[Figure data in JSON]
:::::

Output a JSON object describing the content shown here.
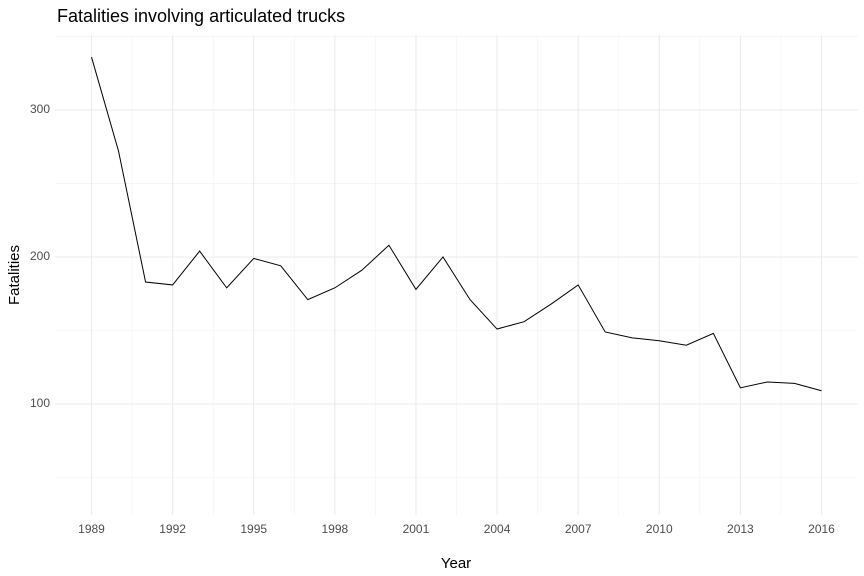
{
  "chart_data": {
    "type": "line",
    "title": "Fatalities involving articulated trucks",
    "x_label": "Year",
    "y_label": "Fatalities",
    "x": [
      1989,
      1990,
      1991,
      1992,
      1993,
      1994,
      1995,
      1996,
      1997,
      1998,
      1999,
      2000,
      2001,
      2002,
      2003,
      2004,
      2005,
      2006,
      2007,
      2008,
      2009,
      2010,
      2011,
      2012,
      2013,
      2014,
      2015,
      2016
    ],
    "values": [
      336,
      272,
      183,
      181,
      204,
      179,
      199,
      194,
      171,
      179,
      191,
      208,
      178,
      200,
      171,
      151,
      156,
      168,
      181,
      149,
      145,
      143,
      140,
      148,
      111,
      115,
      114,
      109
    ],
    "color": "#000000",
    "xlim": [
      1987.65,
      2017.35
    ],
    "xticks": [
      1989,
      1992,
      1995,
      1998,
      2001,
      2004,
      2007,
      2010,
      2013,
      2016
    ],
    "ylim": [
      24.5,
      351
    ],
    "yticks": [
      100,
      200,
      300
    ],
    "grid": true
  }
}
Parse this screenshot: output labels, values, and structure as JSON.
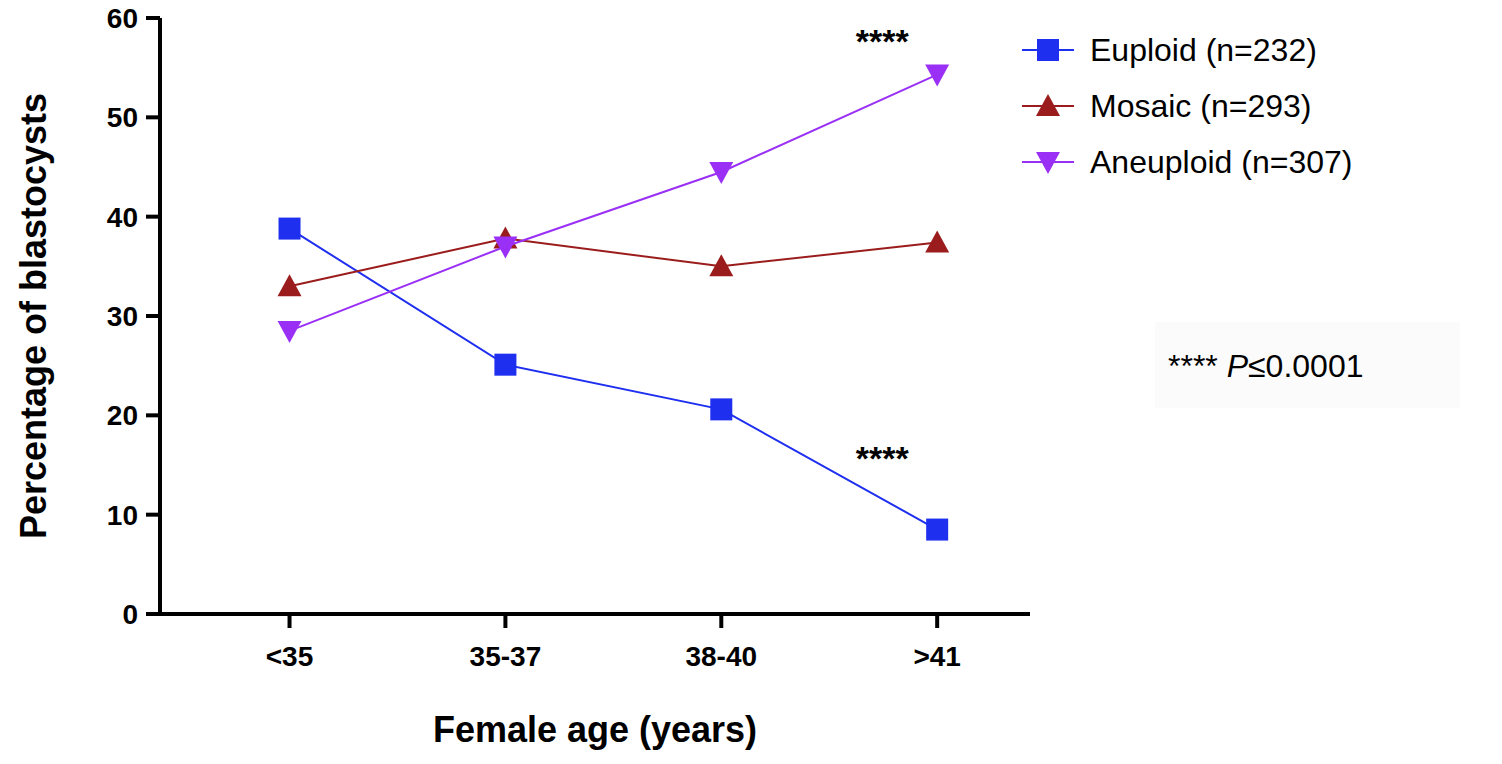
{
  "chart_data": {
    "type": "line",
    "x_label": "Female age (years)",
    "y_label": "Percentage of blastocysts",
    "categories": [
      "<35",
      "35-37",
      "38-40",
      ">41"
    ],
    "series": [
      {
        "name": "Euploid (n=232)",
        "color": "#1f2ff0",
        "marker": "square",
        "values": [
          38.8,
          25.1,
          20.6,
          8.5
        ]
      },
      {
        "name": "Mosaic (n=293)",
        "color": "#9b1c1c",
        "marker": "triangle",
        "values": [
          33.0,
          37.8,
          35.0,
          37.4
        ]
      },
      {
        "name": "Aneuploid (n=307)",
        "color": "#9a30f5",
        "marker": "triangle-down",
        "values": [
          28.5,
          37.0,
          44.5,
          54.3
        ]
      }
    ],
    "ylim": [
      0,
      60
    ],
    "yticks": [
      0,
      10,
      20,
      30,
      40,
      50,
      60
    ],
    "annotations": [
      "****",
      "****",
      "**** P≤0.0001"
    ],
    "legend": "right",
    "grid": false
  }
}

:::::

WHAT YOU HAVE TO DO.
Without the pictures, extract every entry verbatim.

RESULT OF THE EXERCISE.
Output a JSON object describing the content shown here.
{
  "chart_data": {
    "type": "line",
    "title": "Fatalities involving articulated trucks",
    "x_label": "Year",
    "y_label": "Fatalities",
    "x": [
      1989,
      1990,
      1991,
      1992,
      1993,
      1994,
      1995,
      1996,
      1997,
      1998,
      1999,
      2000,
      2001,
      2002,
      2003,
      2004,
      2005,
      2006,
      2007,
      2008,
      2009,
      2010,
      2011,
      2012,
      2013,
      2014,
      2015,
      2016
    ],
    "values": [
      336,
      272,
      183,
      181,
      204,
      179,
      199,
      194,
      171,
      179,
      191,
      208,
      178,
      200,
      171,
      151,
      156,
      168,
      181,
      149,
      145,
      143,
      140,
      148,
      111,
      115,
      114,
      109
    ],
    "color": "#000000",
    "xlim": [
      1987.65,
      2017.35
    ],
    "xticks": [
      1989,
      1992,
      1995,
      1998,
      2001,
      2004,
      2007,
      2010,
      2013,
      2016
    ],
    "ylim": [
      24.5,
      351
    ],
    "yticks": [
      100,
      200,
      300
    ],
    "grid": true
  }
}
Parse this screenshot: output labels, values, and structure as JSON.
{
  "chart_data": {
    "type": "line",
    "x_label": "Female age (years)",
    "y_label": "Percentage of blastocysts",
    "categories": [
      "<35",
      "35-37",
      "38-40",
      ">41"
    ],
    "series": [
      {
        "name": "Euploid (n=232)",
        "color": "#1f2ff0",
        "marker": "square",
        "values": [
          38.8,
          25.1,
          20.6,
          8.5
        ]
      },
      {
        "name": "Mosaic (n=293)",
        "color": "#9b1c1c",
        "marker": "triangle",
        "values": [
          33.0,
          37.8,
          35.0,
          37.4
        ]
      },
      {
        "name": "Aneuploid (n=307)",
        "color": "#9a30f5",
        "marker": "triangle-down",
        "values": [
          28.5,
          37.0,
          44.5,
          54.3
        ]
      }
    ],
    "ylim": [
      0,
      60
    ],
    "yticks": [
      0,
      10,
      20,
      30,
      40,
      50,
      60
    ],
    "annotations": [
      "****",
      "****",
      "**** P≤0.0001"
    ],
    "legend": "right",
    "grid": false
  }
}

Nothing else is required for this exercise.